## REQUIRED TASK
All of the material should be reproduced exactly, with pictures left out.

Chart and figure data
[BEGIN]
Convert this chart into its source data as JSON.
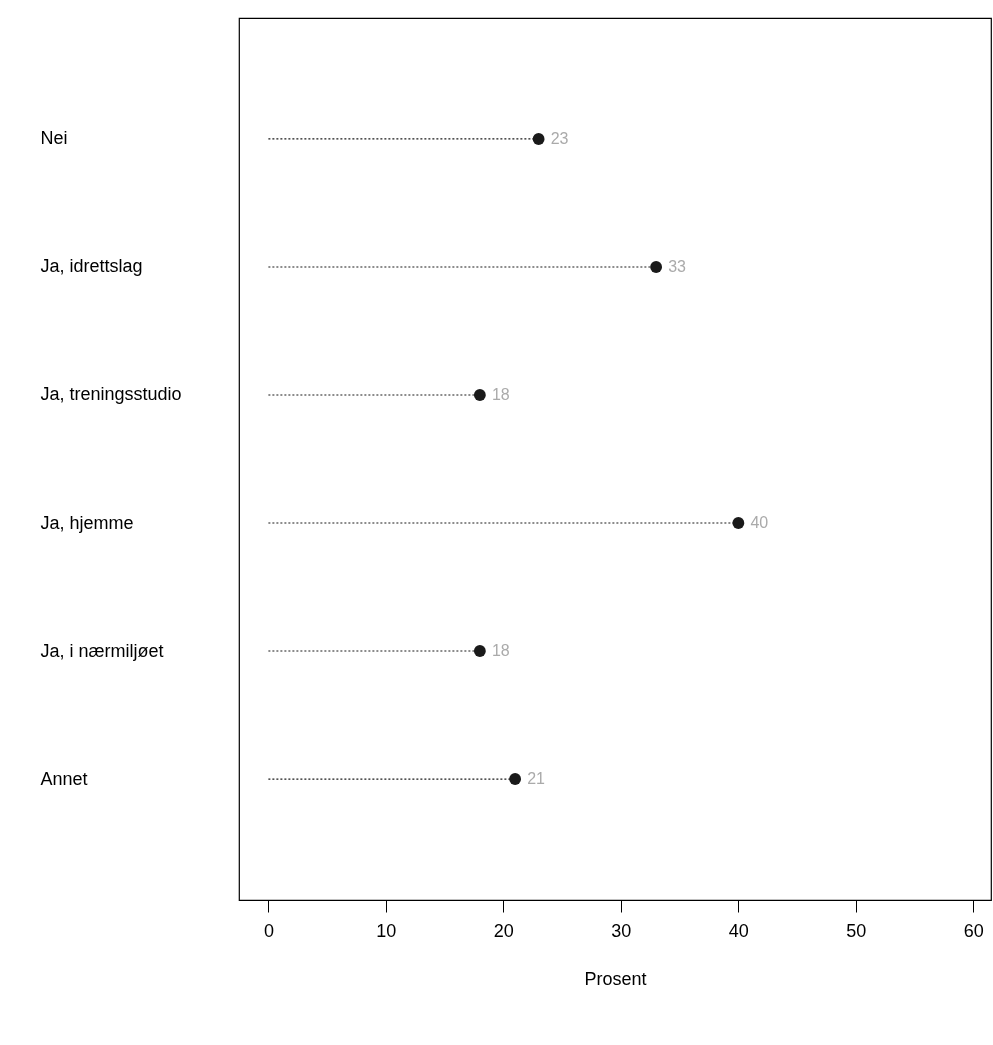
{
  "chart_data": {
    "type": "lollipop",
    "orientation": "horizontal",
    "xlabel": "Prosent",
    "categories": [
      "Nei",
      "Ja, idrettslag",
      "Ja, treningsstudio",
      "Ja, hjemme",
      "Ja, i nærmiljøet",
      "Annet"
    ],
    "values": [
      23,
      33,
      18,
      40,
      18,
      21
    ],
    "color": "#1a1a1a",
    "xlim": [
      -2.5,
      61.5
    ],
    "xticks": [
      0,
      10,
      20,
      30,
      40,
      50,
      60
    ],
    "data_labels": true,
    "line_style": "dotted",
    "marker": "circle",
    "grid": false
  }
}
[END]
## OUTPUT BELOW
Convert this chart into its source data as JSON.
{
  "chart_data": {
    "type": "lollipop",
    "orientation": "horizontal",
    "xlabel": "Prosent",
    "categories": [
      "Nei",
      "Ja, idrettslag",
      "Ja, treningsstudio",
      "Ja, hjemme",
      "Ja, i nærmiljøet",
      "Annet"
    ],
    "values": [
      23,
      33,
      18,
      40,
      18,
      21
    ],
    "color": "#1a1a1a",
    "xlim": [
      -2.5,
      61.5
    ],
    "xticks": [
      0,
      10,
      20,
      30,
      40,
      50,
      60
    ],
    "data_labels": true,
    "line_style": "dotted",
    "marker": "circle",
    "grid": false
  }
}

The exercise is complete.